[Document text]
"""
Of noble birth, Juan was the lord of the village of Alfocea.[2] He studied at the school of Laluenga, later enrolling in the University of Huesca, where he studied jurisprudence. Around the age of 15 Juan enrolled in the faculty of law, thus beginning his legal career.[1] In 1642, he was appointed judge of surveys of the Crown of Aragon and hearer of Catalonia in February, in 1643 he was appointed General Commissioner and Auditor General of the Army.[1] After this, in 1645, he traveled to Santo Domingo, where he served as judge of the royal audience.

In the Dominican audience he served as dean, president, governor, and finally captain general of Santo Domingo. As captain general, he tried to pacify the island and control the Native Americans who, due to the policy of his successor, thought about raising a rebellion.[2] He also fought against French, English, and Dutch colonists, as well as buccaneers who frequently and increasingly attacked the Spaniards from various places they had occupied on islands near Hispaniola. During this he reconquered the Tortuga Islands, where there was a community of French buccaneers, and then defended it from English attacks. Then he refortified the Island of Santo Domingo and reorganized the militias.[1]

In 1657 the crown rewarded his success by naming him a hearer of the Royal Chancellery of Mexico, where he exercised a policy similar to that of which he practiced in Santo Domingo, in terms of pacifying the natives. In addition, it boosted the economic growth of public finances, which until then had been ruined.[2] Juan was also the police judge of Mexico City between 1669 and 1673.
"""
[Objective 1] For each of the following statements, say yes or no on whether it agrees with the account of Juan's career, and quote the words of that account that decide it. (a) Juan studied jurisprudence at the University of Huesca. (b) Juan traveled to Santo Domingo in 1642. (c) Juan served as police judge of Mexico City between 1669 and 1673.
[Objective 2] Summarize the account of Juan's career in two sentences.

[Record excerpts]
"""
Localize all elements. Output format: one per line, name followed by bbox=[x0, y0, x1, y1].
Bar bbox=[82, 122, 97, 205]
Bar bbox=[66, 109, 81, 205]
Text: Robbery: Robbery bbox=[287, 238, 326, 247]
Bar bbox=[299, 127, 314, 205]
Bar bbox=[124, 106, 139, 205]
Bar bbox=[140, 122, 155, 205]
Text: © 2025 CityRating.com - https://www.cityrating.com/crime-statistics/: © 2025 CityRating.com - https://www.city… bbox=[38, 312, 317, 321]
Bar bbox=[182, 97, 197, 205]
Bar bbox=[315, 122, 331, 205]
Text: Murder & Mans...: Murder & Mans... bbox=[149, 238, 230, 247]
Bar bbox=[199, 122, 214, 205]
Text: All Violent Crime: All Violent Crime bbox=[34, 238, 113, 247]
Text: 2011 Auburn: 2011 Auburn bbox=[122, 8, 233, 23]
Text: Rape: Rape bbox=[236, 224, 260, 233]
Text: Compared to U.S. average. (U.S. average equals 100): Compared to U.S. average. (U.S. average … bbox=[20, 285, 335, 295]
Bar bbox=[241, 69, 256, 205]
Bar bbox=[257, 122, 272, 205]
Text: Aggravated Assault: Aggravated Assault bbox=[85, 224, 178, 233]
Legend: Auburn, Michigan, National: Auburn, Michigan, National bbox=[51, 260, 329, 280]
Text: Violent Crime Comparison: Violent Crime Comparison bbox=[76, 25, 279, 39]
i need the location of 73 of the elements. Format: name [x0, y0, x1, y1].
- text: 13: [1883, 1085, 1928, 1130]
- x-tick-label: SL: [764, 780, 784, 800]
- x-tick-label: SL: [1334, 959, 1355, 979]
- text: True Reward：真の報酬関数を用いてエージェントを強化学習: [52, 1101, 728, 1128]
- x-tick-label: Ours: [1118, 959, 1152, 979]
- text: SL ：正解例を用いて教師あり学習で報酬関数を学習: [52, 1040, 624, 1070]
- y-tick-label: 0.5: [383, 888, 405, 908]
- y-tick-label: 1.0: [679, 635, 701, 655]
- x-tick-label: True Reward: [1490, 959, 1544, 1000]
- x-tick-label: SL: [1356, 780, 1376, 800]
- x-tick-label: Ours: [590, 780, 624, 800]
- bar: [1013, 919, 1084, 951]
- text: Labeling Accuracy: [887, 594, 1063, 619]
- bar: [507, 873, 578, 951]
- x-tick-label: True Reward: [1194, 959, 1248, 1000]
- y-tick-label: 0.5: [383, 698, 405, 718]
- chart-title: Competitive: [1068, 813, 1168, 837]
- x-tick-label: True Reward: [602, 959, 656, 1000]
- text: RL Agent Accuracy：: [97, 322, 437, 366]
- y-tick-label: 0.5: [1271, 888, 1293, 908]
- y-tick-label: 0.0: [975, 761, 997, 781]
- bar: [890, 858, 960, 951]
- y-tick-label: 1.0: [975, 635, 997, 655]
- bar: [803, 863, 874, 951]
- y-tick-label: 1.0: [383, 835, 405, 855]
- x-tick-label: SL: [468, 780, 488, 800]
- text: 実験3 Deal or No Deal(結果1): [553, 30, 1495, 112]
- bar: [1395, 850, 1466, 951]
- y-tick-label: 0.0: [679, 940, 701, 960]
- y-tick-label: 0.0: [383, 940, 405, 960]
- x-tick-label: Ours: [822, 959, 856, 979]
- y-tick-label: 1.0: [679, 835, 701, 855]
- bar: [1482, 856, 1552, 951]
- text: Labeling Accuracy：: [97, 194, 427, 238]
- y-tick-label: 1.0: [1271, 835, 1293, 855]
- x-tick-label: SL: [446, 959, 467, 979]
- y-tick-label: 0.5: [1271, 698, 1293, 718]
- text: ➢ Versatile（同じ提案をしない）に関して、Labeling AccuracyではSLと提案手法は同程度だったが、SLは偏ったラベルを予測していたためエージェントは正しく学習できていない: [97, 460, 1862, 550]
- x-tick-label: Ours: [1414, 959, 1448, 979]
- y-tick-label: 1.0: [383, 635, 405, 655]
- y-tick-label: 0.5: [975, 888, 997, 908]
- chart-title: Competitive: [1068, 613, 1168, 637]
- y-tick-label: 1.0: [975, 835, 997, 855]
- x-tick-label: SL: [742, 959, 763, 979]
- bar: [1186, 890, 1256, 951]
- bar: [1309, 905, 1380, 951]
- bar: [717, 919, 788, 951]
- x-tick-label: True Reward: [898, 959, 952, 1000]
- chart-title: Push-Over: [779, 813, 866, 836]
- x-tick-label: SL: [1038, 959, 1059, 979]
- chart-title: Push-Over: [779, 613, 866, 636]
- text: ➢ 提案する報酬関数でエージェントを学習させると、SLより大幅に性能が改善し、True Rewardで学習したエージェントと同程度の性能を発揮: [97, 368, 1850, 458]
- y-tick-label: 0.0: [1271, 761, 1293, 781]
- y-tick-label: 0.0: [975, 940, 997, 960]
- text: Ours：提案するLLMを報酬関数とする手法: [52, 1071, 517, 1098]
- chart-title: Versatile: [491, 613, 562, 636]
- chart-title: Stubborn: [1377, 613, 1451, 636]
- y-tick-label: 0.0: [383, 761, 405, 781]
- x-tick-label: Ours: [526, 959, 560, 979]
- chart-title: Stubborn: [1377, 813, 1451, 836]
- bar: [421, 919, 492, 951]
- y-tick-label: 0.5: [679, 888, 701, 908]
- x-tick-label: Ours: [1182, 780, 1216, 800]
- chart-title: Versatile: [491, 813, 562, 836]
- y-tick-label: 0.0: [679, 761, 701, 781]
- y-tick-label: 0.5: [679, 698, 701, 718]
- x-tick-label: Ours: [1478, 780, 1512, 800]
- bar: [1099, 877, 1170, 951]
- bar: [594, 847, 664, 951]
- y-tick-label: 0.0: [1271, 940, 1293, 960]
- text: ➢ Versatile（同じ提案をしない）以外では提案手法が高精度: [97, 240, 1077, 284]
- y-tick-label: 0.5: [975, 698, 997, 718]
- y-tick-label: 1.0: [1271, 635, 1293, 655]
"""
[Written solution 1]
(a) Yes: "later enrolling in the University of Huesca, where he studied jurisprudence"
(b) No: "in 1645, he traveled to Santo Domingo"
(c) Yes: "Juan was also the police judge of Mexico City between 1669 and 1673"

[Written solution 2] Juan, a noble and lord of the village of Alfocea, studied jurisprudence at the University of Huesca and held legal posts in Aragon and Catalonia before traveling to Santo Domingo in 1645, where he rose to captain general, fought French, English, and Dutch colonists and buccaneers, reconquered the Tortuga Islands, and refortified the island. In 1657 the crown named him a hearer of the Royal Chancellery of Mexico, where he pacified the natives and boosted public finances, and he later served as police judge of Mexico City from 1669 to 1673.